Report back each line of the records that contains the string "What".

_EXERCISE INPUTS_
# # #

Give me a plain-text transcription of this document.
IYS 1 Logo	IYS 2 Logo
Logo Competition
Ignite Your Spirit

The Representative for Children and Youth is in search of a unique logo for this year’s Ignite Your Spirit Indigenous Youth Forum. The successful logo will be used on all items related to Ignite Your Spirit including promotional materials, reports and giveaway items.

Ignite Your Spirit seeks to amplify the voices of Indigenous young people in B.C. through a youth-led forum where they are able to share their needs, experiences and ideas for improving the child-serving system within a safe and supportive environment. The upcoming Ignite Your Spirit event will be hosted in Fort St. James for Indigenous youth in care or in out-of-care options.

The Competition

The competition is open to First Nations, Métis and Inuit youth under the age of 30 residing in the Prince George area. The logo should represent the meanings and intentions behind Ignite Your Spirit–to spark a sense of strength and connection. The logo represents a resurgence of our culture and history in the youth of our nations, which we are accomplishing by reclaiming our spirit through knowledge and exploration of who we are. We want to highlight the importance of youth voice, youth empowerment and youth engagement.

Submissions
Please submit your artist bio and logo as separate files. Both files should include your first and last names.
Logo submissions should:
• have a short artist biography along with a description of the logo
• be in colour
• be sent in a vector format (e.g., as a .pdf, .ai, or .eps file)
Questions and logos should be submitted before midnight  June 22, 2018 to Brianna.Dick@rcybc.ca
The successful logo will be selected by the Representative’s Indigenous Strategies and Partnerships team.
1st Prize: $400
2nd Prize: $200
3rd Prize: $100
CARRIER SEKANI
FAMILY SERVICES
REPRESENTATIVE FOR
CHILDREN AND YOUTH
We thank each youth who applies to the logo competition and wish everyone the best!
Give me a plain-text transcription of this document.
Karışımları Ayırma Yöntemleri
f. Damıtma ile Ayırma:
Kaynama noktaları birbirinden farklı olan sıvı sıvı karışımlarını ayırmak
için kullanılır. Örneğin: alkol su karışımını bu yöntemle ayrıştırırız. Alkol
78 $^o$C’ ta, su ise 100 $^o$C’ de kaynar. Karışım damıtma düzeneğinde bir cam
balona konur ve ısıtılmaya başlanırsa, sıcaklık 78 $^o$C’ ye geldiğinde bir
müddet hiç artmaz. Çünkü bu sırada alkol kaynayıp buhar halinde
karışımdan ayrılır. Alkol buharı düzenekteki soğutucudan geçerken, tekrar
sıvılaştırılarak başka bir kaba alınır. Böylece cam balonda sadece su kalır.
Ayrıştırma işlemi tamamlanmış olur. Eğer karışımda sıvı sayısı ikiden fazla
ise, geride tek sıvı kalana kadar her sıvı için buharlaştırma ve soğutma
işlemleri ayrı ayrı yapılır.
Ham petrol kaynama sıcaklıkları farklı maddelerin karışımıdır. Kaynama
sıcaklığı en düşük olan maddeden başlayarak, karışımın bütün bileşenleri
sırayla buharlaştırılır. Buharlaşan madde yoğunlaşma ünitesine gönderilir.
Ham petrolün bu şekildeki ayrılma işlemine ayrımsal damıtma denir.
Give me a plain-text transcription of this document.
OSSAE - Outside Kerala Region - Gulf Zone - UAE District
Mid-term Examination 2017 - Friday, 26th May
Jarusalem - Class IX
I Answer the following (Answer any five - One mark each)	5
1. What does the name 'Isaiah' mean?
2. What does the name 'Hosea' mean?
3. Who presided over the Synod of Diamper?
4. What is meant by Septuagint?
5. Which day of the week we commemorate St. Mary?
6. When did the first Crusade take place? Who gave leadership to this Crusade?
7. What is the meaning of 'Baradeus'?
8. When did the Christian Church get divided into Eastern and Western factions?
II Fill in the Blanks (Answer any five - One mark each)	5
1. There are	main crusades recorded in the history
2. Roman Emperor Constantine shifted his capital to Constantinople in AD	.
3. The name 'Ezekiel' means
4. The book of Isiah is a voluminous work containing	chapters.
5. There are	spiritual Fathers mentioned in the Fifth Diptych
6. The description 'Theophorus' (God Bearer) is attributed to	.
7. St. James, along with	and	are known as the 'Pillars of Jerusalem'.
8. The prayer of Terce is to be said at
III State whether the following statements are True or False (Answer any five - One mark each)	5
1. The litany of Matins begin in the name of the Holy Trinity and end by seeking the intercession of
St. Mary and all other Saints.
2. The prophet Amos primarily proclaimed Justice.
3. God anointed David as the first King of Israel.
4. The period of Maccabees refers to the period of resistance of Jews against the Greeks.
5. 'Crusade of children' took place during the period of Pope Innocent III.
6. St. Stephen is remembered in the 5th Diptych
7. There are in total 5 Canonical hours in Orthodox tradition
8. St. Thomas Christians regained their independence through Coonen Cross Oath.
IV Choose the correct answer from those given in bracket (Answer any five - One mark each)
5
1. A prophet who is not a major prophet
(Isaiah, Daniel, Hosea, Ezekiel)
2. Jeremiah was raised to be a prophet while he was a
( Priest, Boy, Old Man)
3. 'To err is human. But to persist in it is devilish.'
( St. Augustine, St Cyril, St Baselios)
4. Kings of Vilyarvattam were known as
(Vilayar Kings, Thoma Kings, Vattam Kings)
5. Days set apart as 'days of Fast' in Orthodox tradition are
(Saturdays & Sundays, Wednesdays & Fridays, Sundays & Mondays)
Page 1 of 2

# # #

_RESULT FOR THIS EXERCISE_
1. What does the name 'Isaiah' mean?
2. What does the name 'Hosea' mean?
4. What is meant by Septuagint?
7. What is the meaning of 'Baradeus'?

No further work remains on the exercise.